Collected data
▼

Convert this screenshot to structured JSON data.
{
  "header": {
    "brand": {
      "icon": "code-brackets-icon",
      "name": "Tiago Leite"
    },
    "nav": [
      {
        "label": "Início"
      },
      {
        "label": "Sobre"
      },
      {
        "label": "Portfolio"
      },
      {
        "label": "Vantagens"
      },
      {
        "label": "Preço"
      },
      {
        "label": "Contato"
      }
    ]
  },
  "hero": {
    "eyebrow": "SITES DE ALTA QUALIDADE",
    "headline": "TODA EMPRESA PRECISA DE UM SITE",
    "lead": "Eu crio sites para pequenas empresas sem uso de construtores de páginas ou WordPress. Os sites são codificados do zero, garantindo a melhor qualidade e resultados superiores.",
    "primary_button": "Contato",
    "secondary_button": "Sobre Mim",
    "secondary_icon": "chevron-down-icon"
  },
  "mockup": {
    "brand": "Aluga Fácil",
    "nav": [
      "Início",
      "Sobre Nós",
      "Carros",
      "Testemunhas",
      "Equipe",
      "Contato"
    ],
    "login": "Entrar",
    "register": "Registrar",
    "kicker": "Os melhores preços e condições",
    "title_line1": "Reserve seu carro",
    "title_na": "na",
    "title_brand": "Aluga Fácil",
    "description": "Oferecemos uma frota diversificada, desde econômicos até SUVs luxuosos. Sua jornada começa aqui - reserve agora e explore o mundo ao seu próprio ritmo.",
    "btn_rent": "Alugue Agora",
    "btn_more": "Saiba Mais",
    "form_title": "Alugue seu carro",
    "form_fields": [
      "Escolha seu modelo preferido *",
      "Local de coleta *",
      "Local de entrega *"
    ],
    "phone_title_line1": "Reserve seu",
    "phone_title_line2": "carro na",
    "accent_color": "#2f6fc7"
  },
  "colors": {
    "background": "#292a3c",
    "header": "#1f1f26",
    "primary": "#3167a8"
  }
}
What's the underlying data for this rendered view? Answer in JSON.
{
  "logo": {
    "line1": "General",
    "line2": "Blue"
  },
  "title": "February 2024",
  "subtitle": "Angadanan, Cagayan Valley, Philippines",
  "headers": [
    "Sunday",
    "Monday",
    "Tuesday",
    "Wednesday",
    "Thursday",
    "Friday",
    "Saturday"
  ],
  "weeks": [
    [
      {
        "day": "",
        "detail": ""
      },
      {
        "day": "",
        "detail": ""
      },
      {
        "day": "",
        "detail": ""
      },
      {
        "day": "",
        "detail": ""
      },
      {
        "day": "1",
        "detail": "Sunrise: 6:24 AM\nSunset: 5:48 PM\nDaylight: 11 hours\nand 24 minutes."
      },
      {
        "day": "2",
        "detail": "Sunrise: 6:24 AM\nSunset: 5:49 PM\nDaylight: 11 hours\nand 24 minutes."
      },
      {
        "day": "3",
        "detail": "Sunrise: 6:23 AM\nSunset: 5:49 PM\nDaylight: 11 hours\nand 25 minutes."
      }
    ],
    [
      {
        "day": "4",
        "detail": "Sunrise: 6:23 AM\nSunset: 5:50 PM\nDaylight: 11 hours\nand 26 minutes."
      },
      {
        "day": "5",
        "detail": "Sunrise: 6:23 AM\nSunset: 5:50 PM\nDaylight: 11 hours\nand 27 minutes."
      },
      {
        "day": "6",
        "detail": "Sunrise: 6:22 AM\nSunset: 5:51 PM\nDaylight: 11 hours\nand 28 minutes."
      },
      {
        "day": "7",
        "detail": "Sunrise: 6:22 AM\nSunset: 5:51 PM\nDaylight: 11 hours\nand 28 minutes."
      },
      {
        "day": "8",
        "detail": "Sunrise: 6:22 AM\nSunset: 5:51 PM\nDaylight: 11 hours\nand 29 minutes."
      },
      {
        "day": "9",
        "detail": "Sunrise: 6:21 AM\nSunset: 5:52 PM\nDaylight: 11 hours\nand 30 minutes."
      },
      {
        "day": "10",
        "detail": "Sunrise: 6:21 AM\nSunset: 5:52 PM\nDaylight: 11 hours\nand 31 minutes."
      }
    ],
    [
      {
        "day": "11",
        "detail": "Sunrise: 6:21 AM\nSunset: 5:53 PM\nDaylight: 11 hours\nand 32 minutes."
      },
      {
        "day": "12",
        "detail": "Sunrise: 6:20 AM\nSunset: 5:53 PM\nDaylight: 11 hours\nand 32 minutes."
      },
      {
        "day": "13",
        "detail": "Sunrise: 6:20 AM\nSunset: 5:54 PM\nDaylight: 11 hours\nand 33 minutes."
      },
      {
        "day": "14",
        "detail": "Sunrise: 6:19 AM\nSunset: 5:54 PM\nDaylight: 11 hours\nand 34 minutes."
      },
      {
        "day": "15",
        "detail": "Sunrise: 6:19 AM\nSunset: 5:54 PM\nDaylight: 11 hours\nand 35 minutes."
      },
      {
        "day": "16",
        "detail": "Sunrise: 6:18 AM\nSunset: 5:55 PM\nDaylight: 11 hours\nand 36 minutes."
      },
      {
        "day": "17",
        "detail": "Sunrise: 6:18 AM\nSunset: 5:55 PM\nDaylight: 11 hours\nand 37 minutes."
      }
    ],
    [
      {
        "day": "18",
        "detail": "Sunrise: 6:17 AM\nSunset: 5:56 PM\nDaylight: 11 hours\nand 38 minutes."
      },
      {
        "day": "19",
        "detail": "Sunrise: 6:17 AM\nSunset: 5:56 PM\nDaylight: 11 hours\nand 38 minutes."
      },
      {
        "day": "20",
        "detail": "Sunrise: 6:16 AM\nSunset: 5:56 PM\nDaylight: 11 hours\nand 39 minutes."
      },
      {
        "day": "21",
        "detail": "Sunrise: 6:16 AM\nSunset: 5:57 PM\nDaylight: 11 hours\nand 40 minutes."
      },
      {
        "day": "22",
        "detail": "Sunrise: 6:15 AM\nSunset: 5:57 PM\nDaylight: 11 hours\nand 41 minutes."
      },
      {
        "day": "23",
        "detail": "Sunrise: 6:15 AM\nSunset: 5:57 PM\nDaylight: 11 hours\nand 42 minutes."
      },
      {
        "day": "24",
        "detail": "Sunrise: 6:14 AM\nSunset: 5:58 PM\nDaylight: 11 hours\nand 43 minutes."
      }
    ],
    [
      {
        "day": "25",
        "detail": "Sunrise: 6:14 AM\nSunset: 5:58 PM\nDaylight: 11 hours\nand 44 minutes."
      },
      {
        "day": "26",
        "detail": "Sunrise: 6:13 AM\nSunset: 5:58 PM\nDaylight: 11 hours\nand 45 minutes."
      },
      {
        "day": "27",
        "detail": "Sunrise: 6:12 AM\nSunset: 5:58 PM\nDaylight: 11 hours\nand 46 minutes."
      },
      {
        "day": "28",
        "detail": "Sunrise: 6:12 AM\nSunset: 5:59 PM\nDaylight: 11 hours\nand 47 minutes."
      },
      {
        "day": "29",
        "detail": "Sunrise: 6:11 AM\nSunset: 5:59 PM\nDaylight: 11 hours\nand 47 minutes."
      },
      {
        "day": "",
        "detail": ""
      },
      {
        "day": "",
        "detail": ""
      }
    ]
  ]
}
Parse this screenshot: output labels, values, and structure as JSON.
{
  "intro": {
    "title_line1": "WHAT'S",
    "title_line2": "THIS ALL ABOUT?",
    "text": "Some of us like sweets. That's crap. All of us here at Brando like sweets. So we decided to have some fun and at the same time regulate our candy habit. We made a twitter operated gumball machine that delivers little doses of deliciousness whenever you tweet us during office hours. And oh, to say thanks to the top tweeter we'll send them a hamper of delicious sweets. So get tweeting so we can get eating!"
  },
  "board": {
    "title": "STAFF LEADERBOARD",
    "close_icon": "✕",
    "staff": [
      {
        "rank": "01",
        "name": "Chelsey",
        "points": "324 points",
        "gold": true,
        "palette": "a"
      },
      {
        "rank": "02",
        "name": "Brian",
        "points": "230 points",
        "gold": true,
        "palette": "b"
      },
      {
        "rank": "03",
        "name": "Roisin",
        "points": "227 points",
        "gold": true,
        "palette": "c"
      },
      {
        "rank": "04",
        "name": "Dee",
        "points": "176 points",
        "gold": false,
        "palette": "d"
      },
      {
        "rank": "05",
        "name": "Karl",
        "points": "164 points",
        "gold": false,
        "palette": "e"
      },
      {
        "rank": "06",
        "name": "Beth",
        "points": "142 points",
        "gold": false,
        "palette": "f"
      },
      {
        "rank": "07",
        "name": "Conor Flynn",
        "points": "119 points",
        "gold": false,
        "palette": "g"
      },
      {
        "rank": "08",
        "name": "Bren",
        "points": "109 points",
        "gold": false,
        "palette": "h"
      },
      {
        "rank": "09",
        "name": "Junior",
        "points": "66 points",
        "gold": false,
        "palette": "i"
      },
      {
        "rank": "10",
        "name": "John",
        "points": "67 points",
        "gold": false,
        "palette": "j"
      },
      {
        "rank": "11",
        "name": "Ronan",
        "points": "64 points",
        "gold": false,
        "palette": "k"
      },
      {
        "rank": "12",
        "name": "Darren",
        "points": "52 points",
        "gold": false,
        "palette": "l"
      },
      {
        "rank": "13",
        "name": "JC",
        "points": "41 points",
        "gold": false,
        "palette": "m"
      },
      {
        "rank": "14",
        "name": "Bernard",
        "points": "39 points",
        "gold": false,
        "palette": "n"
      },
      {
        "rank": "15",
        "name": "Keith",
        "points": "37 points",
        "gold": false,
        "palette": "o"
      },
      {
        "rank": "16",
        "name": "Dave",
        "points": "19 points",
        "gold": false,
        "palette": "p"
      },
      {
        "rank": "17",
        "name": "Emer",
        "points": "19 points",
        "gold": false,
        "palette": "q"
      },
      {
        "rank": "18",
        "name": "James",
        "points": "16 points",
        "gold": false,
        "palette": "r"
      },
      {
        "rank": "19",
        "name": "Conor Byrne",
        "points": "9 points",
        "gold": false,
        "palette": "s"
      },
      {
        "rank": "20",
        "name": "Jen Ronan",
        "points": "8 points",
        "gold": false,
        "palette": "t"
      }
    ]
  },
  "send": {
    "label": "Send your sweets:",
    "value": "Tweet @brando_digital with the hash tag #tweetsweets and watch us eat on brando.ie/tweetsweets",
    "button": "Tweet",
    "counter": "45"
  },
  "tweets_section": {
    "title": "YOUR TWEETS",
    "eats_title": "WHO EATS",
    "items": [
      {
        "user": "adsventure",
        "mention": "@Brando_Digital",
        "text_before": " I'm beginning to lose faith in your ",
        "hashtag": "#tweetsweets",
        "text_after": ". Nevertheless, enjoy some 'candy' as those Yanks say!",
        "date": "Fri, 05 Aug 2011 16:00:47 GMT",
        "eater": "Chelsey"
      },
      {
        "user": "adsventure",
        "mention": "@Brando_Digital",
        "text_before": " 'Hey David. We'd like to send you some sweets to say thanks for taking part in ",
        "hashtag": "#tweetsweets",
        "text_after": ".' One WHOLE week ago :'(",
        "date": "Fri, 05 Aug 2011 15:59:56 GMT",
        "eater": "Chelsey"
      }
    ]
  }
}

▲

◆ **To be done**
Reproduce each line from the records that contains the word "thanks".

◆ **Correct result**
    "text": "Some of us like sweets. That's crap. All of us here at Brando like sweets. So we decided to have some fun and at the same time regulate our candy habit. We made a twitter operated gumball machine that delivers little doses of deliciousness whenever you tweet us during office hours. And oh, to say thanks to the top tweeter we'll send them a hamper of delicious sweets. So get tweeting so we can get eating!"
        "text_before": " 'Hey David. We'd like to send you some sweets to say thanks for taking part in ",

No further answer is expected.